# STATED PROBLEM:
Extract the text of every entry below exactly; leave images out.

# DATA ENTRIES:
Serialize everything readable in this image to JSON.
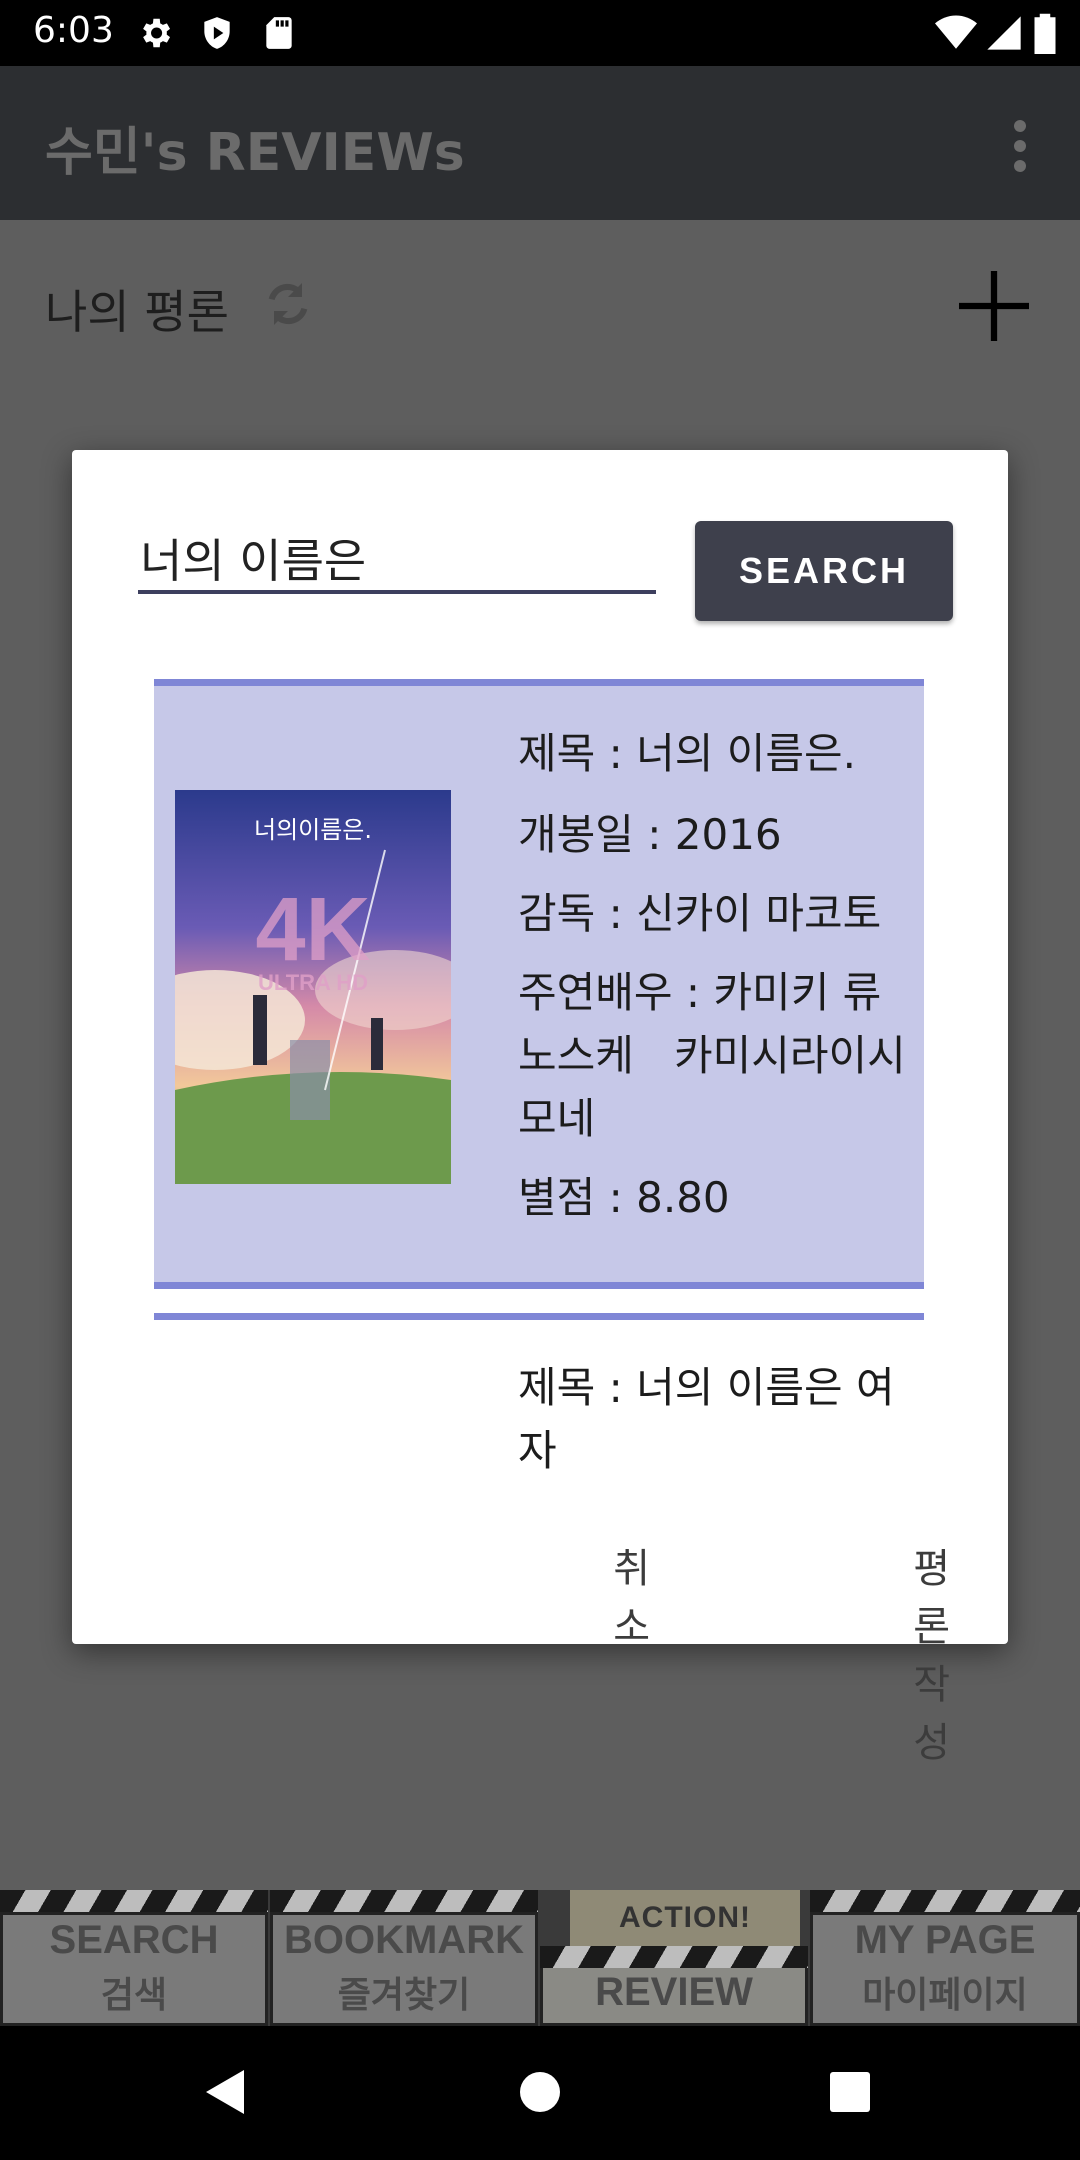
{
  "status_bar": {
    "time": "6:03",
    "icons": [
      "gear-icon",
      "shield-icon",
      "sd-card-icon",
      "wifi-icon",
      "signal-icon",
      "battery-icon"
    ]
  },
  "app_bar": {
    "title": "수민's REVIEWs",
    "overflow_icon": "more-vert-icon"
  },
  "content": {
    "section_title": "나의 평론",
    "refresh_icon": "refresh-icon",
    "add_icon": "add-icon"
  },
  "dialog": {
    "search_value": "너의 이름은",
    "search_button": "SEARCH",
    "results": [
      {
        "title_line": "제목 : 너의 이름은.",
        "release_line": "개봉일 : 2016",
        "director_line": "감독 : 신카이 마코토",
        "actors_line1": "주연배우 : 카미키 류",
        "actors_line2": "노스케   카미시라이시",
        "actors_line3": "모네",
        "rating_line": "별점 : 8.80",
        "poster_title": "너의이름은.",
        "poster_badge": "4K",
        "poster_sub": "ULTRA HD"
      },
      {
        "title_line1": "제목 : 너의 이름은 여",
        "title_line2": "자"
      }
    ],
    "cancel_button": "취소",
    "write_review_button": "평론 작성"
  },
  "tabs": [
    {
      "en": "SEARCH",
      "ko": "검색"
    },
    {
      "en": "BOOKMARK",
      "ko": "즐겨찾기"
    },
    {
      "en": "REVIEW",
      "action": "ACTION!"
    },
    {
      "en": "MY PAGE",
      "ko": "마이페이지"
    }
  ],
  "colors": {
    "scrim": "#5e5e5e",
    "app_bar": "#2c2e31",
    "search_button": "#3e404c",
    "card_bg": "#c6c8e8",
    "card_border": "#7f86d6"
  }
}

# OUTPUT OF THE EXERCISE:
Serialize everything readable in this image to JSON.
{
  "status_bar": {
    "time": "6:03",
    "icons": [
      "gear-icon",
      "shield-icon",
      "sd-card-icon",
      "wifi-icon",
      "signal-icon",
      "battery-icon"
    ]
  },
  "app_bar": {
    "title": "수민's REVIEWs",
    "overflow_icon": "more-vert-icon"
  },
  "content": {
    "section_title": "나의 평론",
    "refresh_icon": "refresh-icon",
    "add_icon": "add-icon"
  },
  "dialog": {
    "search_value": "너의 이름은",
    "search_button": "SEARCH",
    "results": [
      {
        "title_line": "제목 : 너의 이름은.",
        "release_line": "개봉일 : 2016",
        "director_line": "감독 : 신카이 마코토",
        "actors_line1": "주연배우 : 카미키 류",
        "actors_line2": "노스케   카미시라이시",
        "actors_line3": "모네",
        "rating_line": "별점 : 8.80",
        "poster_title": "너의이름은.",
        "poster_badge": "4K",
        "poster_sub": "ULTRA HD"
      },
      {
        "title_line1": "제목 : 너의 이름은 여",
        "title_line2": "자"
      }
    ],
    "cancel_button": "취소",
    "write_review_button": "평론 작성"
  },
  "tabs": [
    {
      "en": "SEARCH",
      "ko": "검색"
    },
    {
      "en": "BOOKMARK",
      "ko": "즐겨찾기"
    },
    {
      "en": "REVIEW",
      "action": "ACTION!"
    },
    {
      "en": "MY PAGE",
      "ko": "마이페이지"
    }
  ],
  "colors": {
    "scrim": "#5e5e5e",
    "app_bar": "#2c2e31",
    "search_button": "#3e404c",
    "card_bg": "#c6c8e8",
    "card_border": "#7f86d6"
  }
}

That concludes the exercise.